START PAGE TEXT
Open jonaslagoni opened 3 years ago
I agree. I don't see a way around this other than a prefix or postfix of some kind.
Or simply generate an error if a reserved word is used. e.g. "Error: in TypeScript, return
is not permissable as a function name; cannot process"
I agree. I don't see a way around this other than a prefix or postfix of some kind.
Right, postfix is also an option.
Or simply generate an error if a reserved word is used. e.g. "Error: in TypeScript,
return
is not permissable as a function name; cannot process"
It is definitely a possibility, I am however really not a fan of such behavior, which will restrict what schemas can be used, it restricts what users may use JSON Schema for. What if it is a requirement, something that can't be changed, that a property is called return
, do we really want to say to them, well, you can't use the library then? 🤔
I don't think I have a problem with not specifying a specific solution to this. Implementations don't all have to do the same thing as long as they don't generate code that doesn't compile. Both throwing an error or fixing it should be ok.
In C#, any reserved keyword can be prefixed with @
to make it usable as a variable or other identifier. I don't think this is generally a problem for C#, though, since the naming convention is PascalCase for public properties and all the keywords are lowercase and single-word.
As I've commented across several issues now, I think the specifics should be left to the implementation, but the spec can say whether it should be handled.
I see three paths forward here. What do you think of these solutions?
'get_return'
as a accessor method for that valueNote: I have done some analysis of invalid property keys in python here: https://github.com/openapi-json-schema-tools/openapi-document-analysis/blob/main/reports/properties_keys_python_report.md ~ 1% of property keys have invalid (in python) identifiers and most of those are invalid variable/method names, not language specific reserved names
Note that this isn't just for OpenAPI. OpenAPI would be just one of multiple consumers of this vocabulary. I'd really prefer not to pull consumer conventions into a general specification.
I'd really prefer not to pull consumer conventions into a general specification
Could number two be a solution in any context not just openapi?
I'm not sure I really like any of those options. The generated type should resemble as close to the schema as possible so that deserialization is simple (automatic would be preferred).
For instance (from the opening example) deserializing
{
"return": "foo"
}
into this C# class
public class SomeTitle
{
public string reservedReturn { get; set; }
}
wouldn't populate reservedReturn
. (In C#, it'd be generated as Return
anyway, which wouldn't have any conflict, but the point is still valid.) To get deserialization to work, it'd also have to generate an attribute that indicates the JSON property name.
END PAGE TEXT
§ **WHAT IS ASKED**
(a) According to the thread on reserved words, what character can prefix a reserved keyword in C# so that it works as an identifier?
(b) Write a continuation of the thread on reserved words, starting after its final sentence.
The listing comes from a separate source, not from the thread on reserved words.
START SUPPLIED INFORMATION
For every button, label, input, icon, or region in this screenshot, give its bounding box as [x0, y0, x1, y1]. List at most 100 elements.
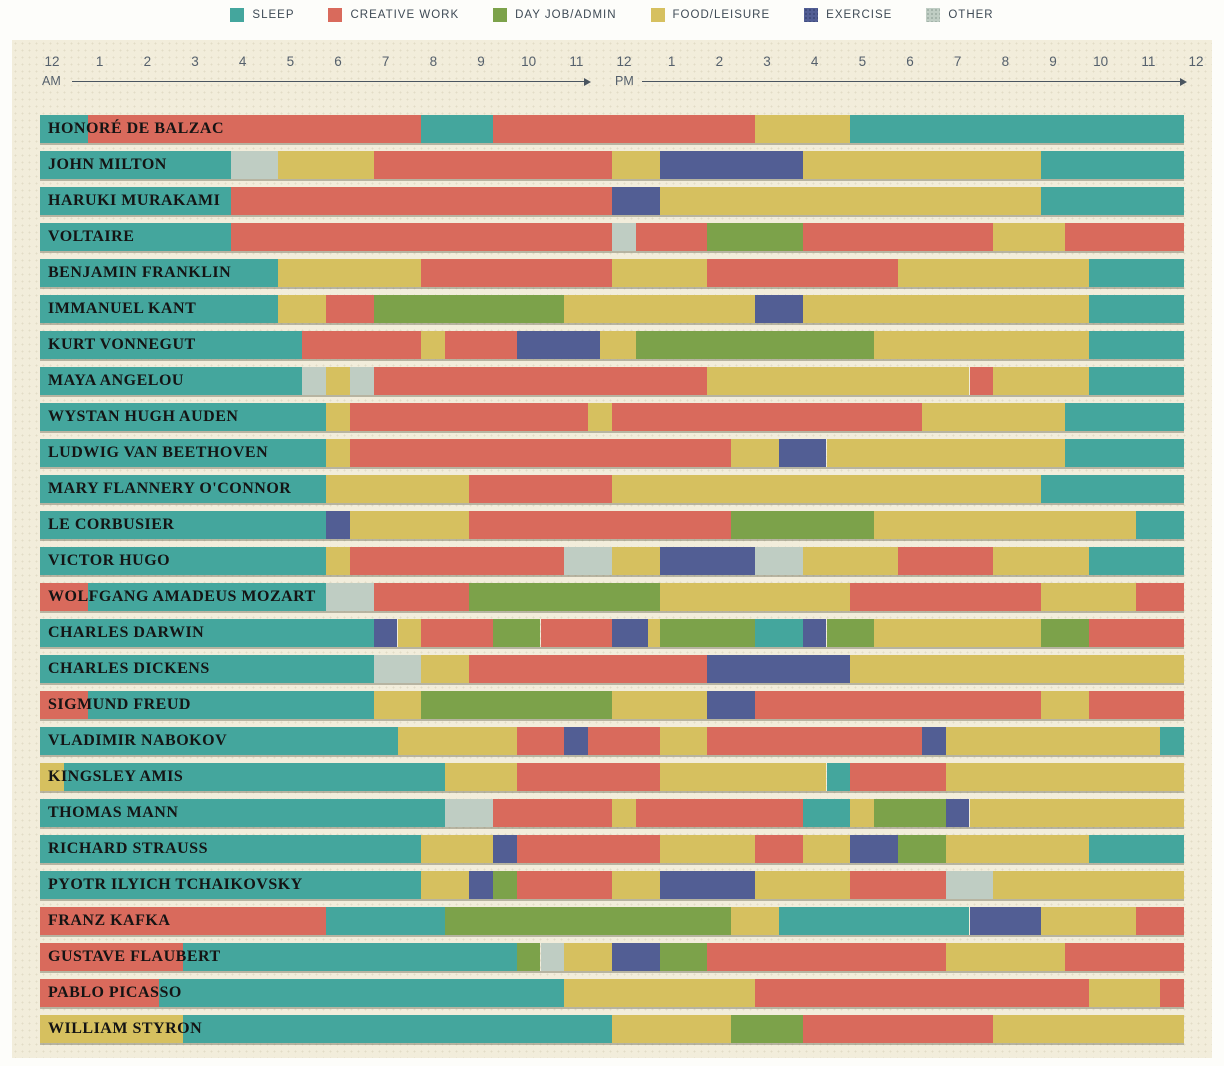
segment-exercise [326, 511, 350, 539]
axis-tick-label: 10 [521, 54, 537, 69]
person-name-label: MARY FLANNERY O'CONNOR [48, 480, 292, 497]
segment-other [540, 943, 565, 971]
segment-food [612, 475, 1041, 503]
segment-dayjob [874, 799, 946, 827]
segment-exercise [564, 727, 589, 755]
segment-creative [898, 547, 994, 575]
segment-sleep [40, 835, 422, 863]
segment-dayjob [635, 331, 875, 359]
legend-label: DAY JOB/ADMIN [515, 9, 617, 21]
segment-food [755, 115, 851, 143]
segment-sleep [40, 799, 446, 827]
person-name-label: VICTOR HUGO [48, 552, 171, 569]
segment-food [40, 763, 64, 791]
timeline-row: MAYA ANGELOU [40, 367, 1184, 397]
axis-tick-label: 8 [1001, 54, 1010, 69]
legend-item-creative: CREATIVE WORK [328, 8, 459, 22]
axis-tick-label: 7 [953, 54, 962, 69]
segment-food [802, 295, 1089, 323]
segment-other [755, 547, 803, 575]
person-name-label: VLADIMIR NABOKOV [48, 732, 228, 749]
axis-tick-label: 9 [1049, 54, 1057, 69]
segment-creative [40, 907, 326, 935]
segment-other [445, 799, 493, 827]
segment-sleep [1160, 727, 1184, 755]
am-label: AM [42, 74, 61, 88]
segment-sleep [1088, 259, 1184, 287]
segment-creative [850, 871, 946, 899]
segment-food [826, 439, 1065, 467]
segment-creative [445, 331, 517, 359]
segment-sleep [63, 763, 446, 791]
segment-creative [40, 979, 160, 1007]
person-name-label: CHARLES DARWIN [48, 624, 205, 641]
legend-label: CREATIVE WORK [350, 9, 460, 21]
segment-creative [612, 403, 922, 431]
segment-creative [40, 943, 183, 971]
segment-dayjob [659, 619, 755, 647]
segment-food [802, 547, 898, 575]
segment-exercise [612, 943, 660, 971]
creative-swatch-icon [328, 8, 343, 22]
segment-food [731, 439, 779, 467]
timeline-row: LUDWIG VAN BEETHOVEN [40, 439, 1184, 469]
segment-exercise [778, 439, 827, 467]
timeline-row: WYSTAN HUGH AUDEN [40, 403, 1184, 433]
segment-sleep [40, 511, 326, 539]
segment-creative [40, 583, 88, 611]
segment-food [600, 331, 636, 359]
axis-tick-label: 9 [477, 54, 485, 69]
segment-food [1088, 979, 1161, 1007]
segment-sleep [1064, 439, 1184, 467]
segment-exercise [659, 151, 803, 179]
segment-exercise [612, 187, 660, 215]
axis-tick-label: 12 [1188, 54, 1204, 69]
segment-food [850, 799, 875, 827]
segment-creative [1088, 619, 1184, 647]
segment-exercise [373, 619, 398, 647]
person-name-label: WILLIAM STYRON [48, 1020, 203, 1037]
segment-exercise [707, 655, 851, 683]
axis-arrowhead-icon [1180, 77, 1187, 86]
segment-other [564, 547, 612, 575]
segment-dayjob [898, 835, 946, 863]
axis-arrowhead-icon [584, 77, 591, 86]
segment-dayjob [731, 1015, 803, 1043]
segment-other [302, 367, 326, 395]
axis-tick-label: 3 [191, 54, 199, 69]
person-name-label: THOMAS MANN [48, 804, 179, 821]
person-name-label: SIGMUND FREUD [48, 696, 191, 713]
axis-tick-label: 12 [616, 54, 632, 69]
segment-creative [635, 799, 803, 827]
segment-food [397, 619, 422, 647]
segment-dayjob [373, 295, 565, 323]
segment-sleep [40, 619, 374, 647]
segment-food [421, 871, 469, 899]
person-name-label: BENJAMIN FRANKLIN [48, 264, 232, 281]
segment-food [1041, 907, 1137, 935]
segment-sleep [40, 871, 422, 899]
segment-food [1041, 691, 1089, 719]
timeline-row: HONORÉ DE BALZAC [40, 115, 1184, 145]
segment-creative [40, 691, 88, 719]
segment-food [278, 295, 326, 323]
segment-food [921, 403, 1065, 431]
segment-other [373, 655, 422, 683]
segment-food [755, 871, 851, 899]
segment-exercise [492, 835, 517, 863]
segment-food [612, 799, 636, 827]
segment-food [612, 1015, 732, 1043]
chart-panel: 12 1 2 3 4 5 6 7 8 9 10 11 12 1 2 3 4 5 6 7 8 9 10 11 12 AM PM HON… [12, 40, 1212, 1058]
segment-food [421, 331, 446, 359]
segment-exercise [707, 691, 755, 719]
segment-creative [349, 547, 565, 575]
axis-tick-label: 4 [238, 54, 247, 69]
segment-sleep [40, 331, 303, 359]
segment-dayjob [445, 907, 732, 935]
segment-food [647, 619, 660, 647]
segment-sleep [40, 439, 326, 467]
segment-food [731, 907, 779, 935]
segment-food [612, 151, 660, 179]
person-name-label: RICHARD STRAUSS [48, 840, 208, 857]
timeline-row: HARUKI MURAKAMI [40, 187, 1184, 217]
END SUPPLIED INFORMATION
§ **ANSWERS TO EACH TASK**
(a) The @ character.

(b)
public class SomeTitle
{
[JsonProperty("return")]
public string reservedReturn { get; set; }
}
Options 2 or 3 could be done in addition to option 1. That way we always keep the original key info (+ closely resemble the schema) in the payload and additional assessor methods are created to provide type safety in these corner cases. That way deserialization stays automatic and how to access this info is what is adjusted.
I avoid defining a spec and leave it to entities to decide what is more suitable for them.
At some point, you will end up having to be an expert in any existing (and future) programming language that somebody would like to use and probably end up creating a spec that didn't take into consideration their languages. Creating a frustrating situation for everyone.
:2cents:
Remember per this report:
https://github.com/openapi-json-schema-tools/openapi-document-analysis/blob/main/reports/required_keys_python_report.md
that most invalid identifiers are not reserved words, they are ones like xquery-version
.
@gregsdennis I see that you do not like any of the options that I proposed. What are solutions that you would prefer instead that work for these use cases? A custom getter and setter with a different name? What would decide what that alternate name is?
I don't think the vocab can specify this. It'd have to do that for every language, which is impractical.
What the vocab can specify is that the implementation has a well-documented approach.
I also don't agree with the approach that this issue assumes: trying to fit JSON into a language. We need to start with the language, and each language (implementation) would indicate what valid keys look like. It's then up to schema authors to align with the requirements of the languages they anticipate will be generated. I expect that there will be a common subset, e.g alphanumeric+underscore is pretty common.
So I agree that in an ideal world and going forward people should pick keys that work for their language contexts. This is why protobuf constrains keys. But I also think that there will be users who will be unable to change the server implementations and will want this to work on the client side for this use case.
@jonaslagoni can you update this issue to cover invalid key names too not just reserved words?
I think I'd be open to this vocab specifying that implementations:
* Because it's really on payload authors to get this right, implementations can't really do anything other than enforce a "correct" behavior.
All of that said, I think we're coming at this the wrong way. We need to start with the languages to determine what that "minimum compatible character set" is. I want to drive JSON payloads into compatibility rather than attempt to appease any janky key that may come in.
I am sorry for being pessimistic in the conversation. All I ask you is to understand that I am coming from a place of avoiding failures so we do not reset again and create another specification.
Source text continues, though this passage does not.